─── Provided records
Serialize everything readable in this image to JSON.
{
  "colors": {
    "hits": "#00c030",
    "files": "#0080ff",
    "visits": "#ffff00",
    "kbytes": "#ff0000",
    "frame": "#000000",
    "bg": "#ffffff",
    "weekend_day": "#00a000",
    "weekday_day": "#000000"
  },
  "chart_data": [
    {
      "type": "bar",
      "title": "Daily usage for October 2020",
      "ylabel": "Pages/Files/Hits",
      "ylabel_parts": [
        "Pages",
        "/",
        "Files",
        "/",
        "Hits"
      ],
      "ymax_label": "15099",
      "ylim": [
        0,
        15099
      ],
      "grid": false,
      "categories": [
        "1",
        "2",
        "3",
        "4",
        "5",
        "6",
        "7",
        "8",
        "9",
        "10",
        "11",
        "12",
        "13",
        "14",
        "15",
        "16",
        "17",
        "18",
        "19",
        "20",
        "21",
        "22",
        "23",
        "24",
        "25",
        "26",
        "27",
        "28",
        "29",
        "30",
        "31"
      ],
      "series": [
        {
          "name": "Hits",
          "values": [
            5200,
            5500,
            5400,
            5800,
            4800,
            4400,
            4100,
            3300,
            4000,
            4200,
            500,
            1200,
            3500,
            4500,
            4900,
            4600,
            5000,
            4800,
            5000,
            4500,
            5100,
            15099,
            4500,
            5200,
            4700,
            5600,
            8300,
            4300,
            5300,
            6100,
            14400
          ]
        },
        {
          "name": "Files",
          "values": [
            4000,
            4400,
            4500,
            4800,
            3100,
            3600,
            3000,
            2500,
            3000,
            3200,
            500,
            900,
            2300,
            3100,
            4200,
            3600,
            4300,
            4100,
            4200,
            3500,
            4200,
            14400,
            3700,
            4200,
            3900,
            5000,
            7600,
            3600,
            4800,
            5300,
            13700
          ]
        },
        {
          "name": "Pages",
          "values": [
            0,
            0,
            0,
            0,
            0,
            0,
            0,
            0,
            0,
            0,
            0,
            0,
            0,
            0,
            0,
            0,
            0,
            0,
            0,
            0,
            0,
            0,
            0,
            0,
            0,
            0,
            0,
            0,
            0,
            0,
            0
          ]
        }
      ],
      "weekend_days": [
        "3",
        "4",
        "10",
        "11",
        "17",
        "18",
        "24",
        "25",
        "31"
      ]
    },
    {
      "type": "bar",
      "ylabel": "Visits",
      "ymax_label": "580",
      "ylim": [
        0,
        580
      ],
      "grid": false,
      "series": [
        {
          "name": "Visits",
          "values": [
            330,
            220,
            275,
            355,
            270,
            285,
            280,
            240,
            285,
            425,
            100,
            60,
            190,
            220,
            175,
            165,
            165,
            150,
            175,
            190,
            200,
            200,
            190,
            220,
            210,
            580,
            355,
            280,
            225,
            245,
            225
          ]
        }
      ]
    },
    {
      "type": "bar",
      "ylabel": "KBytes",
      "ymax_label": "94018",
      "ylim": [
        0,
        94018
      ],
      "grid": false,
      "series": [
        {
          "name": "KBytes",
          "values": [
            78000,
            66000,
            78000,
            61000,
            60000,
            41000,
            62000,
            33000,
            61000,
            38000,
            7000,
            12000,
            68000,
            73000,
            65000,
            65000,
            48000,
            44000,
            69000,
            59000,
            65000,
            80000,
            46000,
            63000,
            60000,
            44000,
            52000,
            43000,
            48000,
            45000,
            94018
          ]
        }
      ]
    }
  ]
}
──────
» Required work
Reproduce the material in full, with no word added or dropped.

» Result
Serialize everything readable in this image to JSON.
{
  "colors": {
    "hits": "#00c030",
    "files": "#0080ff",
    "visits": "#ffff00",
    "kbytes": "#ff0000",
    "frame": "#000000",
    "bg": "#ffffff",
    "weekend_day": "#00a000",
    "weekday_day": "#000000"
  },
  "chart_data": [
    {
      "type": "bar",
      "title": "Daily usage for October 2020",
      "ylabel": "Pages/Files/Hits",
      "ylabel_parts": [
        "Pages",
        "/",
        "Files",
        "/",
        "Hits"
      ],
      "ymax_label": "15099",
      "ylim": [
        0,
        15099
      ],
      "grid": false,
      "categories": [
        "1",
        "2",
        "3",
        "4",
        "5",
        "6",
        "7",
        "8",
        "9",
        "10",
        "11",
        "12",
        "13",
        "14",
        "15",
        "16",
        "17",
        "18",
        "19",
        "20",
        "21",
        "22",
        "23",
        "24",
        "25",
        "26",
        "27",
        "28",
        "29",
        "30",
        "31"
      ],
      "series": [
        {
          "name": "Hits",
          "values": [
            5200,
            5500,
            5400,
            5800,
            4800,
            4400,
            4100,
            3300,
            4000,
            4200,
            500,
            1200,
            3500,
            4500,
            4900,
            4600,
            5000,
            4800,
            5000,
            4500,
            5100,
            15099,
            4500,
            5200,
            4700,
            5600,
            8300,
            4300,
            5300,
            6100,
            14400
          ]
        },
        {
          "name": "Files",
          "values": [
            4000,
            4400,
            4500,
            4800,
            3100,
            3600,
            3000,
            2500,
            3000,
            3200,
            500,
            900,
            2300,
            3100,
            4200,
            3600,
            4300,
            4100,
            4200,
            3500,
            4200,
            14400,
            3700,
            4200,
            3900,
            5000,
            7600,
            3600,
            4800,
            5300,
            13700
          ]
        },
        {
          "name": "Pages",
          "values": [
            0,
            0,
            0,
            0,
            0,
            0,
            0,
            0,
            0,
            0,
            0,
            0,
            0,
            0,
            0,
            0,
            0,
            0,
            0,
            0,
            0,
            0,
            0,
            0,
            0,
            0,
            0,
            0,
            0,
            0,
            0
          ]
        }
      ],
      "weekend_days": [
        "3",
        "4",
        "10",
        "11",
        "17",
        "18",
        "24",
        "25",
        "31"
      ]
    },
    {
      "type": "bar",
      "ylabel": "Visits",
      "ymax_label": "580",
      "ylim": [
        0,
        580
      ],
      "grid": false,
      "series": [
        {
          "name": "Visits",
          "values": [
            330,
            220,
            275,
            355,
            270,
            285,
            280,
            240,
            285,
            425,
            100,
            60,
            190,
            220,
            175,
            165,
            165,
            150,
            175,
            190,
            200,
            200,
            190,
            220,
            210,
            580,
            355,
            280,
            225,
            245,
            225
          ]
        }
      ]
    },
    {
      "type": "bar",
      "ylabel": "KBytes",
      "ymax_label": "94018",
      "ylim": [
        0,
        94018
      ],
      "grid": false,
      "series": [
        {
          "name": "KBytes",
          "values": [
            78000,
            66000,
            78000,
            61000,
            60000,
            41000,
            62000,
            33000,
            61000,
            38000,
            7000,
            12000,
            68000,
            73000,
            65000,
            65000,
            48000,
            44000,
            69000,
            59000,
            65000,
            80000,
            46000,
            63000,
            60000,
            44000,
            52000,
            43000,
            48000,
            45000,
            94018
          ]
        }
      ]
    }
  ]
}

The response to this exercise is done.